### Aim
Identify the lines bearing the string "Apply" and gather them.

# Start of Stored data

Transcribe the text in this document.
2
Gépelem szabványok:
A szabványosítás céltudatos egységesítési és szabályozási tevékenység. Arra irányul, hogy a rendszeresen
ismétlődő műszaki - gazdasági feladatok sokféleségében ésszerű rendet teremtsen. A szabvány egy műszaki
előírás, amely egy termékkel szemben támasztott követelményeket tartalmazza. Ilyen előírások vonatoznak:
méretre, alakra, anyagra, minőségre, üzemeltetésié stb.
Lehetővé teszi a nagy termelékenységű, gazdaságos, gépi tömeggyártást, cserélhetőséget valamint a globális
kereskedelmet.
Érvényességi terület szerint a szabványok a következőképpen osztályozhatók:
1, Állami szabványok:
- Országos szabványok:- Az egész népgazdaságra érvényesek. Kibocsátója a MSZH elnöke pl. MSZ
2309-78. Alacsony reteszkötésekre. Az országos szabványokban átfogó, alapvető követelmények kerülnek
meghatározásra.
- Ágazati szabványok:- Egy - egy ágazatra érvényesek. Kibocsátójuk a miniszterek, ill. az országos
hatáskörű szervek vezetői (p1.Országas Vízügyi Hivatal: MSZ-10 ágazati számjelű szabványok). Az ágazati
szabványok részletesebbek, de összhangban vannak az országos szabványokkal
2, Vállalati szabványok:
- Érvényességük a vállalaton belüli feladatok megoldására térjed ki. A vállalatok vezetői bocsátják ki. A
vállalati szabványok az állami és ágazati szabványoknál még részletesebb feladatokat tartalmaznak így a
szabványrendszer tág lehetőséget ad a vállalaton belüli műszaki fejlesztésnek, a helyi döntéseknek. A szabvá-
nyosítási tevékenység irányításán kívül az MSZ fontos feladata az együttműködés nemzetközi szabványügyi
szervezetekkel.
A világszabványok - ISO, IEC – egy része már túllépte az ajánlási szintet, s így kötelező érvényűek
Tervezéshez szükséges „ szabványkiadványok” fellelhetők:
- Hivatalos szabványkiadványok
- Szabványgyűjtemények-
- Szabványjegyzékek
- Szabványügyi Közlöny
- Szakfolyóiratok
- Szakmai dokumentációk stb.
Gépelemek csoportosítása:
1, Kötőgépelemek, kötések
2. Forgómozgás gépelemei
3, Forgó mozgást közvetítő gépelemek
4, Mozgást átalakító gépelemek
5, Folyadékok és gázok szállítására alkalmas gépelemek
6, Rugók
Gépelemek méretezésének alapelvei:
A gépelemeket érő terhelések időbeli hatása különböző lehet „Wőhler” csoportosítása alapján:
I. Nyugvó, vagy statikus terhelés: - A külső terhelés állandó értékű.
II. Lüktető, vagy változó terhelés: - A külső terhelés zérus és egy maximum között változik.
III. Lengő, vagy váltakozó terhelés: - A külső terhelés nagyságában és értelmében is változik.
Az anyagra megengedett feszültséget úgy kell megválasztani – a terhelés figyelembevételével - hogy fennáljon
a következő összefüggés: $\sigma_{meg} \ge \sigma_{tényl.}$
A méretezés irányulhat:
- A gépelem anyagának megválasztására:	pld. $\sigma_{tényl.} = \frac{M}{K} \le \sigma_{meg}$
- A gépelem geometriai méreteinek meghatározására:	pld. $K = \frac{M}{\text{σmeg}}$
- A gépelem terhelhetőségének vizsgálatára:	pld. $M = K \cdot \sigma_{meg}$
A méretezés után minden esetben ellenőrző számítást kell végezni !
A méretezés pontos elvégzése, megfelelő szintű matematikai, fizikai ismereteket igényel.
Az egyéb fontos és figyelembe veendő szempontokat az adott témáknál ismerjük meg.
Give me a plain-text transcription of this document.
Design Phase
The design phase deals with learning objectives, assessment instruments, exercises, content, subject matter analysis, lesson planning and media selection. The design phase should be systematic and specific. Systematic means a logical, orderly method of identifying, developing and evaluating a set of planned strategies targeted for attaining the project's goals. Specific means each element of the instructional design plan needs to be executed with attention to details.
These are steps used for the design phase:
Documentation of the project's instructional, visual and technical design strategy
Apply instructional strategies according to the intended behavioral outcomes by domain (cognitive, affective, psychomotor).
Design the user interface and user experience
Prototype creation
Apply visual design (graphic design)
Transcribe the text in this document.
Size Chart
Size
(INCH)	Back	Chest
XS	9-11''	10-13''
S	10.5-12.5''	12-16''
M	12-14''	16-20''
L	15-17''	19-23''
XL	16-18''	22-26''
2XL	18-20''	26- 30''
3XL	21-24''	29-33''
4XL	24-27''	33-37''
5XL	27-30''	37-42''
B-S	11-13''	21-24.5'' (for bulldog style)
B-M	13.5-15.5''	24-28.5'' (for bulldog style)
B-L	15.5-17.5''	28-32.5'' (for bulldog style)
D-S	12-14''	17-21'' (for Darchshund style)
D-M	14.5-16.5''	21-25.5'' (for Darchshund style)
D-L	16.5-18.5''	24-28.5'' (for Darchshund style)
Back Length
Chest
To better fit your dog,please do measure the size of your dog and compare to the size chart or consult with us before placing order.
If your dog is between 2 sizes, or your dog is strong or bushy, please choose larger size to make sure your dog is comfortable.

# End of Stored data

### Exercise solution
Apply instructional strategies according to the intended behavioral outcomes by domain (cognitive, affective, psychomotor).
Apply visual design (graphic design)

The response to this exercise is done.